What you need to do
Wherever a line below holds the word "color", copy that line.
*-*-*
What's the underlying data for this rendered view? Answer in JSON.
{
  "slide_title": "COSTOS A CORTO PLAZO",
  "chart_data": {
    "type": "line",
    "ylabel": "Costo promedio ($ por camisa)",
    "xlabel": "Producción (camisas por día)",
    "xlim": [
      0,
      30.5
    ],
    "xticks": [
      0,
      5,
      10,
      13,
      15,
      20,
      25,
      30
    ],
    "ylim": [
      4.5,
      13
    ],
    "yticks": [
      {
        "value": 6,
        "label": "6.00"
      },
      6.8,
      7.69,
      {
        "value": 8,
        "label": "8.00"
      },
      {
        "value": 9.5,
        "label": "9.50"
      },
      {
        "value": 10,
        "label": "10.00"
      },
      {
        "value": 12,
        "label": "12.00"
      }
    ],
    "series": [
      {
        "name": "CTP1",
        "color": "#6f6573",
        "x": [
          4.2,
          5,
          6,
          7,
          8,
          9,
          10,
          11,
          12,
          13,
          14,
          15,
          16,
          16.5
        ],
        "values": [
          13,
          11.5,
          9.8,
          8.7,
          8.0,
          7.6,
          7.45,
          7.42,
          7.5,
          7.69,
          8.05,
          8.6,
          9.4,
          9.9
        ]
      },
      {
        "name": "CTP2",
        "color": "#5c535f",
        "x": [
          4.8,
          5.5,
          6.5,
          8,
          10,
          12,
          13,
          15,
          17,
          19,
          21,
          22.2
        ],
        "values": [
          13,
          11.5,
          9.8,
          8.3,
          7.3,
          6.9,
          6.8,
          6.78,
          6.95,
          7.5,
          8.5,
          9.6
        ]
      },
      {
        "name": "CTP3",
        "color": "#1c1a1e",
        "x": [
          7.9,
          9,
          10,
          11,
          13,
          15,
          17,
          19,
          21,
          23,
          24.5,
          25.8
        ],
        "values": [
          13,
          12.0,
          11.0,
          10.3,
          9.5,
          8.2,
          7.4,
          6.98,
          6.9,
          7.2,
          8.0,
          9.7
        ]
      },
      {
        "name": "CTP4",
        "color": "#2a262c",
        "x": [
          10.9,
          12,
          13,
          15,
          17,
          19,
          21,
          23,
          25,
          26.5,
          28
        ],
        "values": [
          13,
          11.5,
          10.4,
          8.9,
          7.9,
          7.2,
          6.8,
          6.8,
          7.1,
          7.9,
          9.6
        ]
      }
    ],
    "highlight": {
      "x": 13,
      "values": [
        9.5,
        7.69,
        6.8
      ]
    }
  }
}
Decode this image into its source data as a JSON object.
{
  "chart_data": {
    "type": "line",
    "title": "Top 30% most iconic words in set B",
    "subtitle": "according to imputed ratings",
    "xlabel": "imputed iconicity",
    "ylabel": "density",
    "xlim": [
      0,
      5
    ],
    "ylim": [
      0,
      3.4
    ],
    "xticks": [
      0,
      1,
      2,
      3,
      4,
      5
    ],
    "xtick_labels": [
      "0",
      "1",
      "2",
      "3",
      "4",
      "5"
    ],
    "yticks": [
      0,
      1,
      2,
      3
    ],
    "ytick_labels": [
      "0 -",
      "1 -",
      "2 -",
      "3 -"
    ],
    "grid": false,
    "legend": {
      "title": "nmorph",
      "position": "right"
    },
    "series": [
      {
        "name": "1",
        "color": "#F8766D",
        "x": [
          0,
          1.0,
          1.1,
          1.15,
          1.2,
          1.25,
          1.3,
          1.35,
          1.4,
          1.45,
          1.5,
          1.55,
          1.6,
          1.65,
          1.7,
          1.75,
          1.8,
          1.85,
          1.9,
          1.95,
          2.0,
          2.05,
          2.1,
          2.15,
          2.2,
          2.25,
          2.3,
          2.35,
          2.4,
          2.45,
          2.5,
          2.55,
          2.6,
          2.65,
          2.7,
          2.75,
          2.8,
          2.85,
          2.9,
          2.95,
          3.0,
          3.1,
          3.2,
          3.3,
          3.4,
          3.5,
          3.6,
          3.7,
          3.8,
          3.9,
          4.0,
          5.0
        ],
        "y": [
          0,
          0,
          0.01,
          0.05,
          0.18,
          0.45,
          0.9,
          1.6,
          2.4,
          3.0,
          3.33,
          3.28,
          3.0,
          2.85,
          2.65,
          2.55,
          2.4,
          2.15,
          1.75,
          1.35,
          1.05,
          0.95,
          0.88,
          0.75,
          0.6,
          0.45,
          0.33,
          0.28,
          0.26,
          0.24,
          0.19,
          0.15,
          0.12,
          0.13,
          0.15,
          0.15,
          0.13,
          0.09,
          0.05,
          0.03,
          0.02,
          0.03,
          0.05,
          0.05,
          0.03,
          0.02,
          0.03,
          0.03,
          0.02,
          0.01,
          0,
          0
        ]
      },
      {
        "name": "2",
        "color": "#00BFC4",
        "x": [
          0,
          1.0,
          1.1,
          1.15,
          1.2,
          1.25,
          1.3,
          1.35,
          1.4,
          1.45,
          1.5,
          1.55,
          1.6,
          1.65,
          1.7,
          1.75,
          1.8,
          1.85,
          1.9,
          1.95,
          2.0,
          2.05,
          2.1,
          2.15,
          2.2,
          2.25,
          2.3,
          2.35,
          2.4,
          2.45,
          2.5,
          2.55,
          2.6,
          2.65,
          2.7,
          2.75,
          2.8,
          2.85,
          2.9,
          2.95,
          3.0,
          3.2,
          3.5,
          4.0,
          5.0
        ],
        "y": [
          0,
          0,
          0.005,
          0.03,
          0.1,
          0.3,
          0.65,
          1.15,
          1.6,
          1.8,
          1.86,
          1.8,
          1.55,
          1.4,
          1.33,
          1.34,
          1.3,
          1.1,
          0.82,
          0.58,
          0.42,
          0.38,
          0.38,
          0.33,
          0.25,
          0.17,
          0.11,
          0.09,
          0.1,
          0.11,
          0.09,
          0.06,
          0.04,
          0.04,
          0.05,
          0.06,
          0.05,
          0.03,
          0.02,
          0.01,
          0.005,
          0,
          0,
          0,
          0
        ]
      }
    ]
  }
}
*-*-*
Result below
        "color": "#6f6573",
        "color": "#5c535f",
        "color": "#1c1a1e",
        "color": "#2a262c",
        "color": "#F8766D",
        "color": "#00BFC4",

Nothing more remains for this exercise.